● **Material to process**:

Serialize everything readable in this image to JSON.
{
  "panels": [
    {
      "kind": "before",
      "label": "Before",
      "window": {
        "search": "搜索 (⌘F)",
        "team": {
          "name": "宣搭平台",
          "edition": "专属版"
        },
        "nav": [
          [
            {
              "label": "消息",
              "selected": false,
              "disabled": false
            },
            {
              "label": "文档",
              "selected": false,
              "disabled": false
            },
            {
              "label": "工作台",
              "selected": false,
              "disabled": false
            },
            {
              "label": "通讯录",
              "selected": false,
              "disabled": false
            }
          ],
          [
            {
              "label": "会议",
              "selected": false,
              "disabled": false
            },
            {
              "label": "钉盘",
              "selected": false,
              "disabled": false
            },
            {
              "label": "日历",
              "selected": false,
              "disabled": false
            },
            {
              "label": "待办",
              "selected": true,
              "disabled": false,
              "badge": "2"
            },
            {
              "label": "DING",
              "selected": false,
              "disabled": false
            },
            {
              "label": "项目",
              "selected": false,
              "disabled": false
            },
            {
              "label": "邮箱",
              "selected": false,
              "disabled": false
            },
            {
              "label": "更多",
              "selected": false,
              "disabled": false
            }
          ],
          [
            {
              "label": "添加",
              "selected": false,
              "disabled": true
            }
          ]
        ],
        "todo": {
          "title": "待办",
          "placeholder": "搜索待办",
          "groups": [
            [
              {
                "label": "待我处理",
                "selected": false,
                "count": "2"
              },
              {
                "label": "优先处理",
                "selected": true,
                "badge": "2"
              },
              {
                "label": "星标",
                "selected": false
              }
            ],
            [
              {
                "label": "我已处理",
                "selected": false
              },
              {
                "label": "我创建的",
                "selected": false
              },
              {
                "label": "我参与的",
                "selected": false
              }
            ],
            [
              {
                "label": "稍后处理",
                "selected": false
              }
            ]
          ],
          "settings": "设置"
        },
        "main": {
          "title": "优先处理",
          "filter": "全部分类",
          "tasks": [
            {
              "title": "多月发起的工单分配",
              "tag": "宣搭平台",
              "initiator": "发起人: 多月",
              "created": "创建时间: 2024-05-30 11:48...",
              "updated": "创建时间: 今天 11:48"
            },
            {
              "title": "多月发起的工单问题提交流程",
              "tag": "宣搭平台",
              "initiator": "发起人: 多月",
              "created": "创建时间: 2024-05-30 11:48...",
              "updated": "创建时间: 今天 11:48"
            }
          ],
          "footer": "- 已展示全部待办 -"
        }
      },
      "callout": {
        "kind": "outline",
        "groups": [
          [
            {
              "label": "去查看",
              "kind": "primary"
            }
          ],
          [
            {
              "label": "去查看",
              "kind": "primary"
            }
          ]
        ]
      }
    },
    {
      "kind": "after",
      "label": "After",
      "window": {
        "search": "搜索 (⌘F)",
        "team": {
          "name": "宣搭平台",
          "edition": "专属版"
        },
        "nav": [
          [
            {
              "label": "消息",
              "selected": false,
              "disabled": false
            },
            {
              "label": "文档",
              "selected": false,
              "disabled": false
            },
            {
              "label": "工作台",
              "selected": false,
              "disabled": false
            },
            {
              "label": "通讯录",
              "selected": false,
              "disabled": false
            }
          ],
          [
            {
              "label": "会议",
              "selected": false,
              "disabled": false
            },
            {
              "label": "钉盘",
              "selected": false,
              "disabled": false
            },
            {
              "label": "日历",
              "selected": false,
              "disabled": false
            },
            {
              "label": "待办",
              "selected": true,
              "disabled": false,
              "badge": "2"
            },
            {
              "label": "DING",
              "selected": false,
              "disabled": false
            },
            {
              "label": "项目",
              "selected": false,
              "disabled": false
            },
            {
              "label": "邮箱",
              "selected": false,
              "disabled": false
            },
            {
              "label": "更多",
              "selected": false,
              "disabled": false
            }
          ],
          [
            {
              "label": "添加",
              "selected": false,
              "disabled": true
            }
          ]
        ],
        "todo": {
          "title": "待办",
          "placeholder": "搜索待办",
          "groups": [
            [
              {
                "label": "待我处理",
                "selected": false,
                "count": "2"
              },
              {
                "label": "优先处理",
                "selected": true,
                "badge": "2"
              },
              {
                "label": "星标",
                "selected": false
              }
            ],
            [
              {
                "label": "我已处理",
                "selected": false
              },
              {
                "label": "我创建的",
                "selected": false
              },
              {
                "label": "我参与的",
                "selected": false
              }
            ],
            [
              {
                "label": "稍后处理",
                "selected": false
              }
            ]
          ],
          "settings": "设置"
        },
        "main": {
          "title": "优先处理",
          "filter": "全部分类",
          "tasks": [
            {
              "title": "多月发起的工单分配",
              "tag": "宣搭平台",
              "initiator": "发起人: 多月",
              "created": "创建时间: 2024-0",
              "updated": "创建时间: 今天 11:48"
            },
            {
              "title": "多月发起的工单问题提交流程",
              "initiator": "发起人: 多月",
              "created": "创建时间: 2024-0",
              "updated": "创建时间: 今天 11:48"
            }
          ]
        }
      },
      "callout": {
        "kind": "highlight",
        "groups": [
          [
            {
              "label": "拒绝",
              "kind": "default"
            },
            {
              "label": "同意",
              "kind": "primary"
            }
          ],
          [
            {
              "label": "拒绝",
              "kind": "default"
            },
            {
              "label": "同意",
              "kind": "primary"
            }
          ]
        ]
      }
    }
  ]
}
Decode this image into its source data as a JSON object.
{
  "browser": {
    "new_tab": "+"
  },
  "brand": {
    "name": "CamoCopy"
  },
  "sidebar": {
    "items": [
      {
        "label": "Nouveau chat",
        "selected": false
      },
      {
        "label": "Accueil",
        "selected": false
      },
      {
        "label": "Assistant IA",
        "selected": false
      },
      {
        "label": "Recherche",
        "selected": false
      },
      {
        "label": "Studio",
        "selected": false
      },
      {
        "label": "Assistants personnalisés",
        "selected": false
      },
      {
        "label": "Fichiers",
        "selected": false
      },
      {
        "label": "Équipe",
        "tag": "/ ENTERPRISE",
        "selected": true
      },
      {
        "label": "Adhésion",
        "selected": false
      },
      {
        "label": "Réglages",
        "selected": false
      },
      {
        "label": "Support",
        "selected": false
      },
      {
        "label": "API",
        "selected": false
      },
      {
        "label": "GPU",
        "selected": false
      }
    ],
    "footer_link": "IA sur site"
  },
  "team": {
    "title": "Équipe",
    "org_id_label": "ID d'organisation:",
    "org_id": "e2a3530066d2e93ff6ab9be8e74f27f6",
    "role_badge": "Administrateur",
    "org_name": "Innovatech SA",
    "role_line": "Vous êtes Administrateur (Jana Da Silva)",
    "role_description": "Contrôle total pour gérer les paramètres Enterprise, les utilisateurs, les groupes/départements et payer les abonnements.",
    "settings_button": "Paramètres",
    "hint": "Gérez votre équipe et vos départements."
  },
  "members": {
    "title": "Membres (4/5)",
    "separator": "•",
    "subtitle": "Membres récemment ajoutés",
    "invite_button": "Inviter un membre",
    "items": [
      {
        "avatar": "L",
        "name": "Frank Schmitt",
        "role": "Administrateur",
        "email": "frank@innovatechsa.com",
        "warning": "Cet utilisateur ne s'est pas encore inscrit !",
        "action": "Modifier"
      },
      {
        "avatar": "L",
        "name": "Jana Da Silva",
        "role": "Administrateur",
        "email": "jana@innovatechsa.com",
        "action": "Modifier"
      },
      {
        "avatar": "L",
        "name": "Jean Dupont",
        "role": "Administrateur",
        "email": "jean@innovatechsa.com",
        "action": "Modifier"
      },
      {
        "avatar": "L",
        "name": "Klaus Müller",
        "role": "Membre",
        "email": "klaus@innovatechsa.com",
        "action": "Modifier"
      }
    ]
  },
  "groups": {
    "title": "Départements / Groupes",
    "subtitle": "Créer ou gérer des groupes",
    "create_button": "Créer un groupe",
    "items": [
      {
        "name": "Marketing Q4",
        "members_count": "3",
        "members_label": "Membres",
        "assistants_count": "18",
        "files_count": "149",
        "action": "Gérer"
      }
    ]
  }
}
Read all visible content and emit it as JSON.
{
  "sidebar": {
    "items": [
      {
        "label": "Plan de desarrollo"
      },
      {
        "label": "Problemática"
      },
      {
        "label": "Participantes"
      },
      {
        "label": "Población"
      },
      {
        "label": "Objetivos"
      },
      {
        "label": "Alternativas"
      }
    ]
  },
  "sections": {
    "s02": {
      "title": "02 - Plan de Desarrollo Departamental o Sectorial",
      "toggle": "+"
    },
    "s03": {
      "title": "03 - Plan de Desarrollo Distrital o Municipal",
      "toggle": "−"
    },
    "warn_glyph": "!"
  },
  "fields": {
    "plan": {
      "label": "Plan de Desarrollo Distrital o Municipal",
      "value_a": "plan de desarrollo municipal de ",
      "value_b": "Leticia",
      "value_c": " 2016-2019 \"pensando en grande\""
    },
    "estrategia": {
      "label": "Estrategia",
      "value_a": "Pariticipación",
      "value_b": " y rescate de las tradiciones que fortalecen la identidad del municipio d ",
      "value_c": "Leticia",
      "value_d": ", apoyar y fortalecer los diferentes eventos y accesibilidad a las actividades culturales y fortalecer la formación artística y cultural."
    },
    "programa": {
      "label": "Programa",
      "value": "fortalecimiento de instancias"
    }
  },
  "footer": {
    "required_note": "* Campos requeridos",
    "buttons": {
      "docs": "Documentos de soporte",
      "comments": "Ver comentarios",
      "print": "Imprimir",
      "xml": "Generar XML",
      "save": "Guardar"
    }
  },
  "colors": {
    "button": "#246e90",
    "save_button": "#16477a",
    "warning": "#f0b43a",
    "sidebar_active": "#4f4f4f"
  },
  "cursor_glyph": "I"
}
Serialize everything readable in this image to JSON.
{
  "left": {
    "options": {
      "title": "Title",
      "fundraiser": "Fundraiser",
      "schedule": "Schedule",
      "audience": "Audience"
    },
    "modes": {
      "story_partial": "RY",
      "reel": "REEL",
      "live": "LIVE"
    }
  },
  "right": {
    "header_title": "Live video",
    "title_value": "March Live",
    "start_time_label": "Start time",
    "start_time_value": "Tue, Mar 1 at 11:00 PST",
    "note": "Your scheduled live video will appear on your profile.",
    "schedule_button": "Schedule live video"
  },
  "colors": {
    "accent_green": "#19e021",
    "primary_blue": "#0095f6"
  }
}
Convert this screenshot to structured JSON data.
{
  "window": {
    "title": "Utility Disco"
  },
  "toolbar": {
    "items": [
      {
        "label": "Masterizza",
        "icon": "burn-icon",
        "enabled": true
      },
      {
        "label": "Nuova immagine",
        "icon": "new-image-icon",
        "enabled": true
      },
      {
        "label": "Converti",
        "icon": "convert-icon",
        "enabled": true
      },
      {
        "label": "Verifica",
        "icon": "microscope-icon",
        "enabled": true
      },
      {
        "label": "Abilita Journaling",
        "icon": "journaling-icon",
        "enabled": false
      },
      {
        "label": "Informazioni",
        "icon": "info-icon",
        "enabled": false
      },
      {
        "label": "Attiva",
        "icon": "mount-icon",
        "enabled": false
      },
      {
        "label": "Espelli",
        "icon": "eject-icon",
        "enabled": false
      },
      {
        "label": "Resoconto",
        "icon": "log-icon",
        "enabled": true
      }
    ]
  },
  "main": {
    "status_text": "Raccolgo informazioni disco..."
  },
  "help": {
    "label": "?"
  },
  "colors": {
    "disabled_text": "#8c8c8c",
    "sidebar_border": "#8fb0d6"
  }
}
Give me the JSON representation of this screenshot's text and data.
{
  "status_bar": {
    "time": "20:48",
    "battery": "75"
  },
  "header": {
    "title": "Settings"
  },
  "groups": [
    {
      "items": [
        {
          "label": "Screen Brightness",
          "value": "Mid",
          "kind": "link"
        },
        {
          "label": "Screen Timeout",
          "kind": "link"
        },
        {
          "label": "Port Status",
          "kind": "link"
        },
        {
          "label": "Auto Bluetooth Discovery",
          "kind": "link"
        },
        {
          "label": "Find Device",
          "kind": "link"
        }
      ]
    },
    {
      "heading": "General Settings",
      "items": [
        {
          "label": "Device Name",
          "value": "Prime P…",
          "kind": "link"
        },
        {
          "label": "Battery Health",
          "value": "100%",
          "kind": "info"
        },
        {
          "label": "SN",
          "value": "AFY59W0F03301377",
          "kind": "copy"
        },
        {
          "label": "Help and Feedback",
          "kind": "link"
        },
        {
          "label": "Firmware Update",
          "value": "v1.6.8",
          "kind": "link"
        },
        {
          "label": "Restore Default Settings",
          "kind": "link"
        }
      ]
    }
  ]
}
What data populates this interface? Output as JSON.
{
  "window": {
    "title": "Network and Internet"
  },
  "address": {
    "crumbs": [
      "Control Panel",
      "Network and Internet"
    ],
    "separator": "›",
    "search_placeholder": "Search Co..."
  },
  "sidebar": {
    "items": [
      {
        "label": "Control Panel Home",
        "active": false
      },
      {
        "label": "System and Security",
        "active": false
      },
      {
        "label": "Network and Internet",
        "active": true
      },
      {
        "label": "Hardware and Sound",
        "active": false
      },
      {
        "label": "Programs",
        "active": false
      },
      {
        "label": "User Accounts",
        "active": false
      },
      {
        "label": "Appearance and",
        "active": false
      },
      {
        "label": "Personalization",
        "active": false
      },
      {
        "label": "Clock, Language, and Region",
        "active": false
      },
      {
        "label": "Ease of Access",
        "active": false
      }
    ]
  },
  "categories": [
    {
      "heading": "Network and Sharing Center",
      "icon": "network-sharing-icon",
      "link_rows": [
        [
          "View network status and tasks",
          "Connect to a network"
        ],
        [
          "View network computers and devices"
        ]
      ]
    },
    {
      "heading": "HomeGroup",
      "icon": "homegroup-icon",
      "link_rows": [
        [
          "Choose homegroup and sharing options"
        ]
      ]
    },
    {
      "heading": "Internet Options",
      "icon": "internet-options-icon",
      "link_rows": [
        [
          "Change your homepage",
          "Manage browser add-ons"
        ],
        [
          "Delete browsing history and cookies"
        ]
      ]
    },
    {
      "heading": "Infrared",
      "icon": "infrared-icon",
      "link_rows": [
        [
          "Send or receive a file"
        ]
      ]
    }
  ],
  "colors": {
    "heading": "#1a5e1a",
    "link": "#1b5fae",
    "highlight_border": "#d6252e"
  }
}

● **Goal of the exercise**: Across the data, tally the lines containing "Silva" and give back the number alone.

● **Final result**: 2